Data records
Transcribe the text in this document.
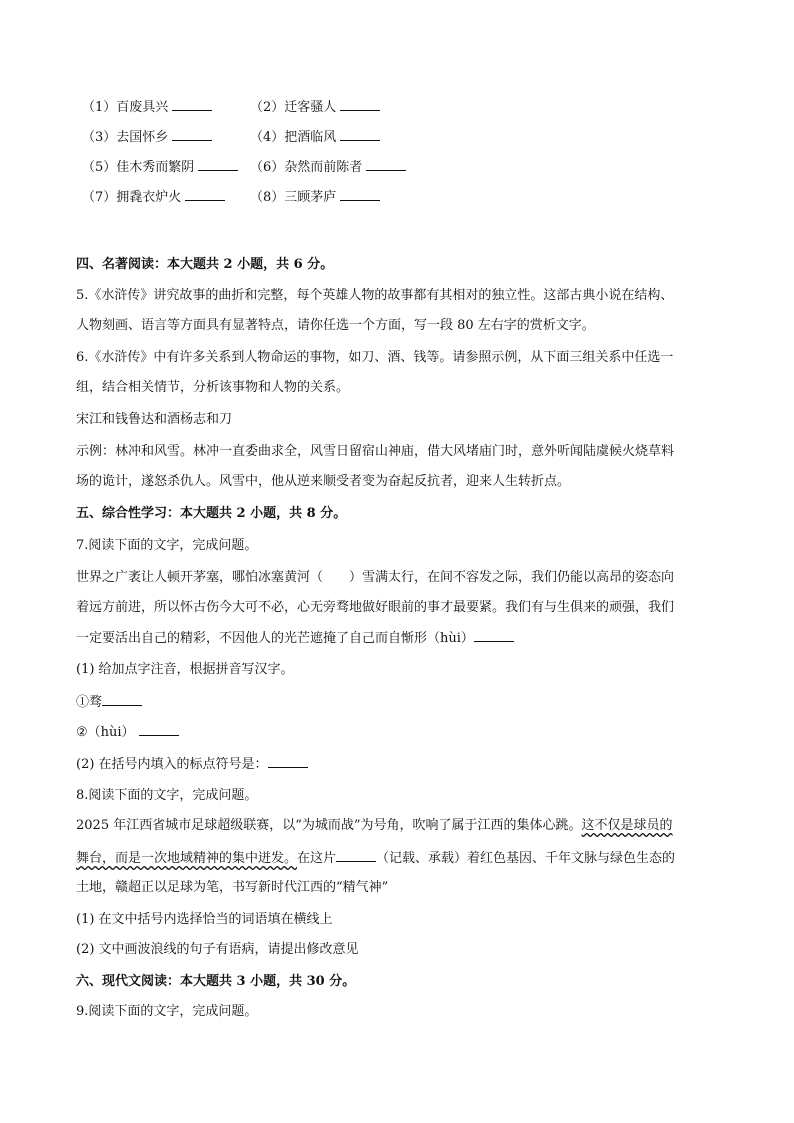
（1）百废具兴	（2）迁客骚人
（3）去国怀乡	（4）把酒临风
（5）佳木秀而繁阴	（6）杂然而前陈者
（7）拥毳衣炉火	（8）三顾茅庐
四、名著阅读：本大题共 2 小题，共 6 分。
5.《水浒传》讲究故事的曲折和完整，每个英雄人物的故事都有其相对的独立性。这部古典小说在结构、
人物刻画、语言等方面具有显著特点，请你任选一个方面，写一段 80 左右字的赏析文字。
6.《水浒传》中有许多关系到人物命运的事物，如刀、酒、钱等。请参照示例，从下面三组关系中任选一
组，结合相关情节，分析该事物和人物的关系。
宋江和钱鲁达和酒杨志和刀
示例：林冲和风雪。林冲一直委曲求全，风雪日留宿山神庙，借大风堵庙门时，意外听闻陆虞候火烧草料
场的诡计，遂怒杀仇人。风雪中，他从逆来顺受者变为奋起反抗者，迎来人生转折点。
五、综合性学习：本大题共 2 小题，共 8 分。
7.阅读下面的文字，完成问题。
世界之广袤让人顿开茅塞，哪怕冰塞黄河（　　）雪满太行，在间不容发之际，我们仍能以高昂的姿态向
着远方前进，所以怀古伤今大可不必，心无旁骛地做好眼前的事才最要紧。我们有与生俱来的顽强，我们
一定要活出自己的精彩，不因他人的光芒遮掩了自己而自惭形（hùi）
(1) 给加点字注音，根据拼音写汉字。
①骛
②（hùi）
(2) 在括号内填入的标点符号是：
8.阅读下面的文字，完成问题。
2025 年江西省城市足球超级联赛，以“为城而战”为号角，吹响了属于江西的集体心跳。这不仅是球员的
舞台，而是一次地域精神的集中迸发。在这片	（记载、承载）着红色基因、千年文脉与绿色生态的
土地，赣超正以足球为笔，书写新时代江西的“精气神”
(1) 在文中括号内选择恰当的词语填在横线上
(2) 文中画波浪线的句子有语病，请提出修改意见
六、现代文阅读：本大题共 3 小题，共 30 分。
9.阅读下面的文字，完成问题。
...
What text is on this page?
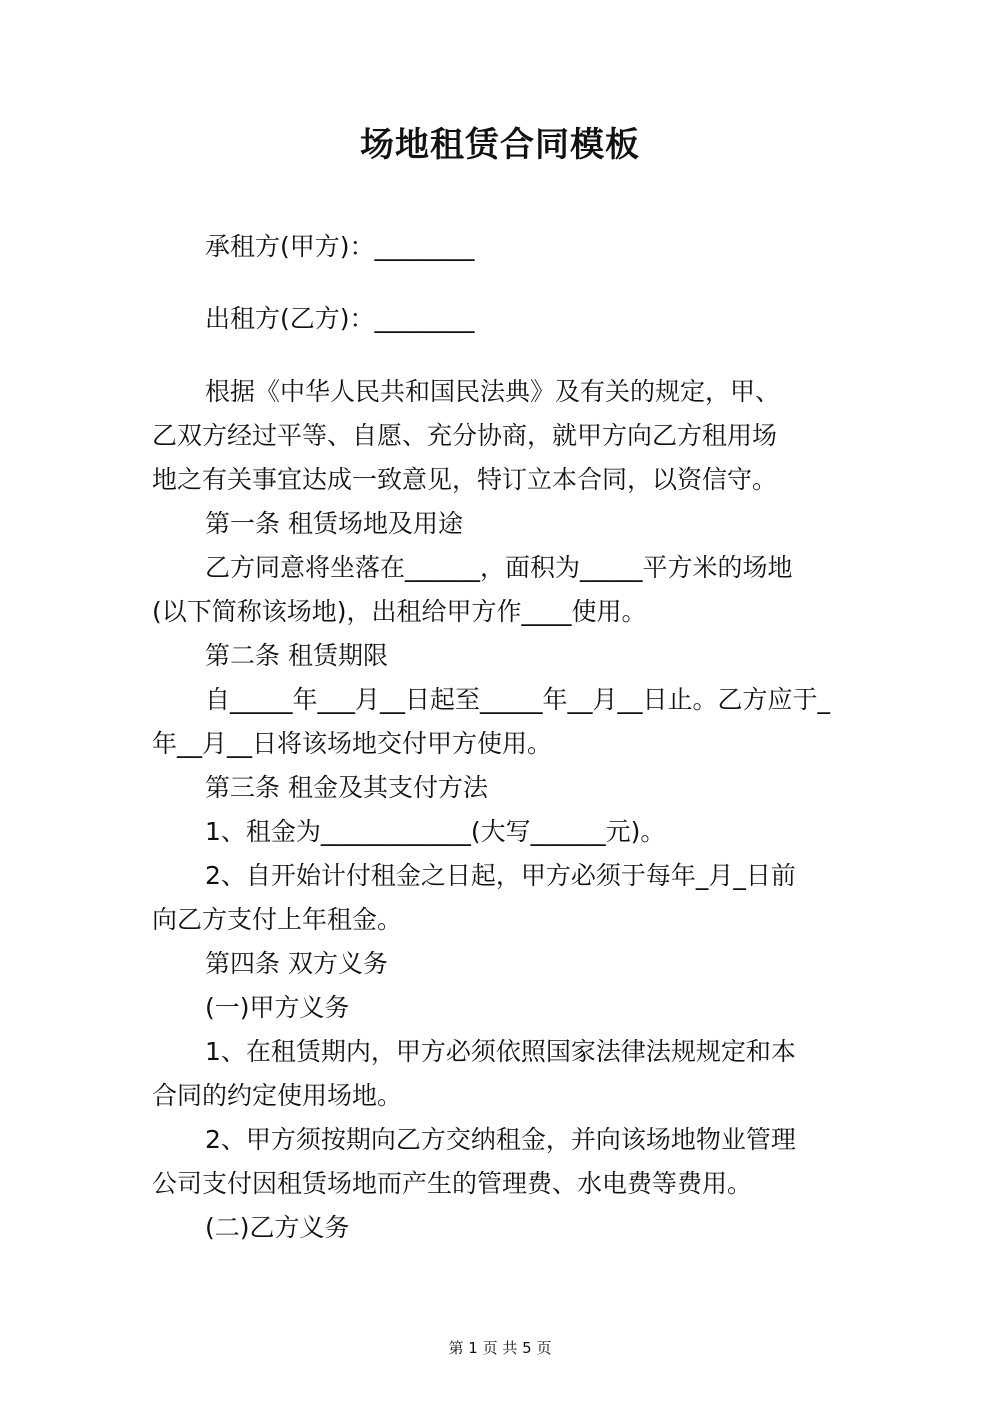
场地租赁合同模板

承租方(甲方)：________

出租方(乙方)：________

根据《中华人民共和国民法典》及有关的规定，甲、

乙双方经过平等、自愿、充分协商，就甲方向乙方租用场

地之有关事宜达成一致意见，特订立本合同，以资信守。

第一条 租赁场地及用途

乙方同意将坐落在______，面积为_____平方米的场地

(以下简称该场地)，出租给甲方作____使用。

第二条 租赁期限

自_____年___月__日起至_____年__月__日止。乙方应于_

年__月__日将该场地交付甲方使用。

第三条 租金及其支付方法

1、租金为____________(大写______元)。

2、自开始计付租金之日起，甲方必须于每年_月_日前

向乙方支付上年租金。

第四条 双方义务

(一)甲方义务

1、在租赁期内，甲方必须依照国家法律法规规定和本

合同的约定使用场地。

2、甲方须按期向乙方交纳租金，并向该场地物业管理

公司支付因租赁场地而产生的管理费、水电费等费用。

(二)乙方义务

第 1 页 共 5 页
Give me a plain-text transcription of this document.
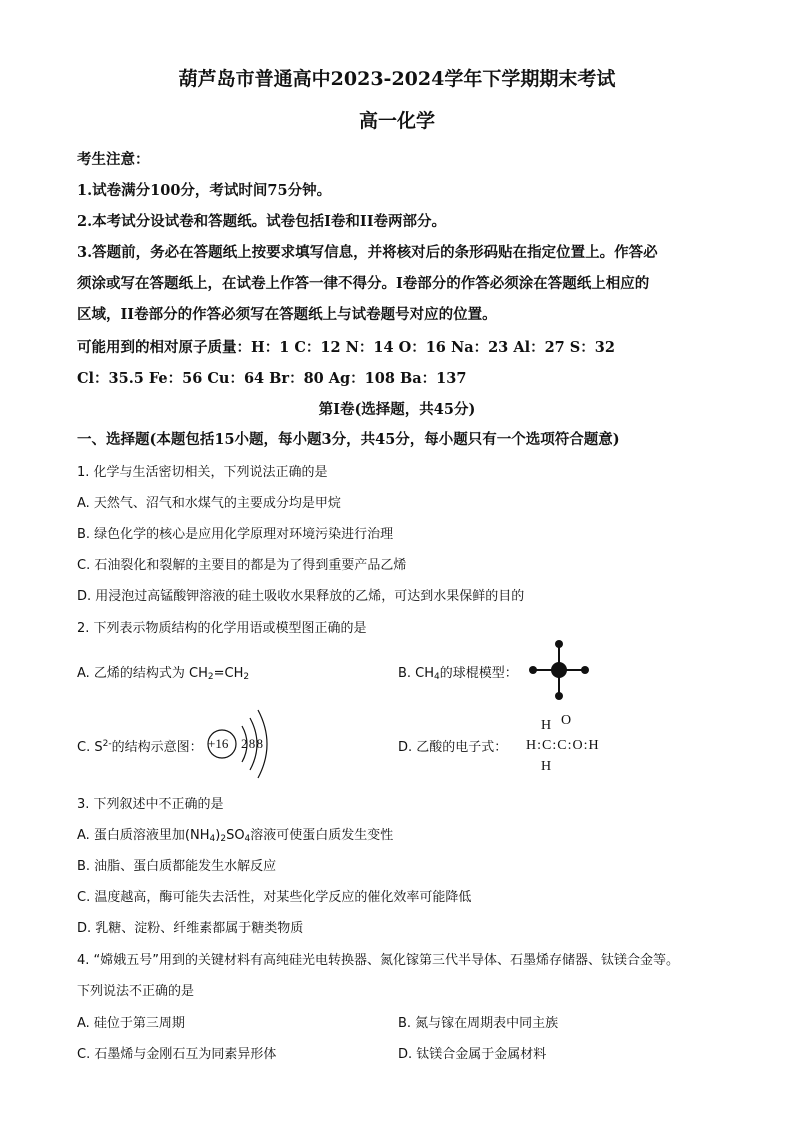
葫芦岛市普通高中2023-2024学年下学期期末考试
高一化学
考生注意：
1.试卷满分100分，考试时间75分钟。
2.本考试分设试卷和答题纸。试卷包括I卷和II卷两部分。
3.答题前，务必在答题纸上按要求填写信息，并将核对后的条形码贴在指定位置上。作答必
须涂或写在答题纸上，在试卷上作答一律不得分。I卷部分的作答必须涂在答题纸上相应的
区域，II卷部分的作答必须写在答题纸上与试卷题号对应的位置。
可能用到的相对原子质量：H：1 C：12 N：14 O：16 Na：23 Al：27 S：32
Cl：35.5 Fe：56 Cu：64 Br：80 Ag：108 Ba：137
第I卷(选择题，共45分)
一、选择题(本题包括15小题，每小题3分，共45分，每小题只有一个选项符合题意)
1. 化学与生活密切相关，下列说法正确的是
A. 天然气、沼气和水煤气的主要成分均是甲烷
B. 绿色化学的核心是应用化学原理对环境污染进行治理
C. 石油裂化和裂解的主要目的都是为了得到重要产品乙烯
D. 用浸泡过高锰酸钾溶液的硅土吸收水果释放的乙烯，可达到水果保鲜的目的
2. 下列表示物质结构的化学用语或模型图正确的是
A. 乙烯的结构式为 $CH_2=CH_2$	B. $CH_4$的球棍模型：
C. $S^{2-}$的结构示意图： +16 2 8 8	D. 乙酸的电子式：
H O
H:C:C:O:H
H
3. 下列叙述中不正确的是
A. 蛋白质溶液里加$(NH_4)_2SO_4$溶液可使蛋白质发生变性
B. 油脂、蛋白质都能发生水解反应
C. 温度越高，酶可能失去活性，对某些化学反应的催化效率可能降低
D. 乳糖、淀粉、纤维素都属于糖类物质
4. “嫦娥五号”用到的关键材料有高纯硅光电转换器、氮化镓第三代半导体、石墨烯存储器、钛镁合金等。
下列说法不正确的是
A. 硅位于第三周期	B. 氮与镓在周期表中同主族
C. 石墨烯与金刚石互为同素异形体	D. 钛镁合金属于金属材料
* * *
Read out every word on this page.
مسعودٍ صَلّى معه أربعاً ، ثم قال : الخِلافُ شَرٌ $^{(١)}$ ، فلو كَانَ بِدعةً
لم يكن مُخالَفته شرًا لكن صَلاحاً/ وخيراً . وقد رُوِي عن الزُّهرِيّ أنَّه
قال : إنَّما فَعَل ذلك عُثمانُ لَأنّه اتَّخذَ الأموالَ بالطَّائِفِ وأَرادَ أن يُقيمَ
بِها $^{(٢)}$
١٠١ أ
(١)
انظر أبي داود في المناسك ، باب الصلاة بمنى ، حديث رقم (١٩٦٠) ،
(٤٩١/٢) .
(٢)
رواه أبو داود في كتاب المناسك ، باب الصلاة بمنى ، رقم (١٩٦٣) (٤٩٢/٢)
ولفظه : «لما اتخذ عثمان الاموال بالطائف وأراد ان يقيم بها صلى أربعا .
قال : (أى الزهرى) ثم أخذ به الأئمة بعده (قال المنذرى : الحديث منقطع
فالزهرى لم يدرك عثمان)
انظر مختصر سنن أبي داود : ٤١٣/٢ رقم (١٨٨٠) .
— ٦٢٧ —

WHAT THE TASK ASKS:
List the lines that contain the word "عثمان".

WORKED SOLUTION:
ولفظه : «لما اتخذ عثمان الاموال بالطائف وأراد ان يقيم بها صلى أربعا .
فالزهرى لم يدرك عثمان)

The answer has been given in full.